- Prompt -
List all lines in the material below that contain "ovvero".

════

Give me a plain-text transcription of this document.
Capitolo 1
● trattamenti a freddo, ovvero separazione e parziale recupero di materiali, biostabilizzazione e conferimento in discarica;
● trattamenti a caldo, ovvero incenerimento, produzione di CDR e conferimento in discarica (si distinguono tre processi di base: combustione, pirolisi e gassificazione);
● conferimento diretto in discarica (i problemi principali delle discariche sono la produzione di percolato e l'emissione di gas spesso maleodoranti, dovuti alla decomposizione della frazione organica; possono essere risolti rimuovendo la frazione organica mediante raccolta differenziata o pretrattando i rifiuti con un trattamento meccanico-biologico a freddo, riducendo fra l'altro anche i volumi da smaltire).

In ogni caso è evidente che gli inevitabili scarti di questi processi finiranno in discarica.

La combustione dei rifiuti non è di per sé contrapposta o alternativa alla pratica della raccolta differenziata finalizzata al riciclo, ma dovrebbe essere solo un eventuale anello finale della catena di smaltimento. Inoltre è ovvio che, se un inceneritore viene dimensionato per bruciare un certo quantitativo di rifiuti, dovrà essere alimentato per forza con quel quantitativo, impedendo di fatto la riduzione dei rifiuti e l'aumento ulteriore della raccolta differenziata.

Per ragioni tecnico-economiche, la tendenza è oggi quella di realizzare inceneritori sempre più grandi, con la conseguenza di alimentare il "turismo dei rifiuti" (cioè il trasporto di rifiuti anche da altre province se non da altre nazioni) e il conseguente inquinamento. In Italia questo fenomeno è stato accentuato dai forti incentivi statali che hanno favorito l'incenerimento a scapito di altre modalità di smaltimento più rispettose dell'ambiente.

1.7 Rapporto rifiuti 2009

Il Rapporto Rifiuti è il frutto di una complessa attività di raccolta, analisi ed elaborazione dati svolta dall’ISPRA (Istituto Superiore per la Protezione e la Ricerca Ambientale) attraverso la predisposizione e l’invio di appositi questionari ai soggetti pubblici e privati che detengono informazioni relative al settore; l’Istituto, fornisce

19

════

- Reply to the task -
● trattamenti a freddo, ovvero separazione e parziale recupero di materiali, biostabilizzazione e conferimento in discarica;
● trattamenti a caldo, ovvero incenerimento, produzione di CDR e conferimento in discarica (si distinguono tre processi di base: combustione, pirolisi e gassificazione);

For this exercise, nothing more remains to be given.